- **Exercise directions**
Can you write out the whole listing exactly?

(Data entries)
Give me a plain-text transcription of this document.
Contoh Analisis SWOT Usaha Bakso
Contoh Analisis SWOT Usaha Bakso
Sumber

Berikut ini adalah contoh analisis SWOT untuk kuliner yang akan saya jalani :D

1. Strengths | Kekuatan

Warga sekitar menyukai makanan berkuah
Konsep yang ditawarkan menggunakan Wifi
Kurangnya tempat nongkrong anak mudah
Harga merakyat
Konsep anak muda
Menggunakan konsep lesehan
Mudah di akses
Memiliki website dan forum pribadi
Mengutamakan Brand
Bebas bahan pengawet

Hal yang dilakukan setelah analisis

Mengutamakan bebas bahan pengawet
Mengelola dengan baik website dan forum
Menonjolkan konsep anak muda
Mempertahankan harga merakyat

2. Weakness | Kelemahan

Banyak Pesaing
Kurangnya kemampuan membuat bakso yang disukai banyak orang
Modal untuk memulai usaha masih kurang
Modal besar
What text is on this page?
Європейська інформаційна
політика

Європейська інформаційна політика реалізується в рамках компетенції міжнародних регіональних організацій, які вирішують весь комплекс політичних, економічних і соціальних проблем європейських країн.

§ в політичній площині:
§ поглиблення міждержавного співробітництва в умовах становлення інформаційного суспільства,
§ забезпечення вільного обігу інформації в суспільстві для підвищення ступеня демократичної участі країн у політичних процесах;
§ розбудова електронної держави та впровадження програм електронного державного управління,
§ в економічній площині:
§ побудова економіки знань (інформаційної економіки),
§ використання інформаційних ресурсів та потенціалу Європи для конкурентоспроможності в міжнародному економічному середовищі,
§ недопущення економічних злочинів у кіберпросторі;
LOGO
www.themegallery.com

- **Full solution**
Give me a plain-text transcription of this document.
Contoh Analisis SWOT Usaha Bakso
Contoh Analisis SWOT Usaha Bakso
Sumber

Berikut ini adalah contoh analisis SWOT untuk kuliner yang akan saya jalani :D

1. Strengths | Kekuatan

Warga sekitar menyukai makanan berkuah
Konsep yang ditawarkan menggunakan Wifi
Kurangnya tempat nongkrong anak mudah
Harga merakyat
Konsep anak muda
Menggunakan konsep lesehan
Mudah di akses
Memiliki website dan forum pribadi
Mengutamakan Brand
Bebas bahan pengawet

Hal yang dilakukan setelah analisis

Mengutamakan bebas bahan pengawet
Mengelola dengan baik website dan forum
Menonjolkan konsep anak muda
Mempertahankan harga merakyat

2. Weakness | Kelemahan

Banyak Pesaing
Kurangnya kemampuan membuat bakso yang disukai banyak orang
Modal untuk memulai usaha masih kurang
Modal besar
What text is on this page?
Європейська інформаційна
політика

Європейська інформаційна політика реалізується в рамках компетенції міжнародних регіональних організацій, які вирішують весь комплекс політичних, економічних і соціальних проблем європейських країн.

§ в політичній площині:
§ поглиблення міждержавного співробітництва в умовах становлення інформаційного суспільства,
§ забезпечення вільного обігу інформації в суспільстві для підвищення ступеня демократичної участі країн у політичних процесах;
§ розбудова електронної держави та впровадження програм електронного державного управління,
§ в економічній площині:
§ побудова економіки знань (інформаційної економіки),
§ використання інформаційних ресурсів та потенціалу Європи для конкурентоспроможності в міжнародному економічному середовищі,
§ недопущення економічних злочинів у кіберпросторі;
LOGO
www.themegallery.com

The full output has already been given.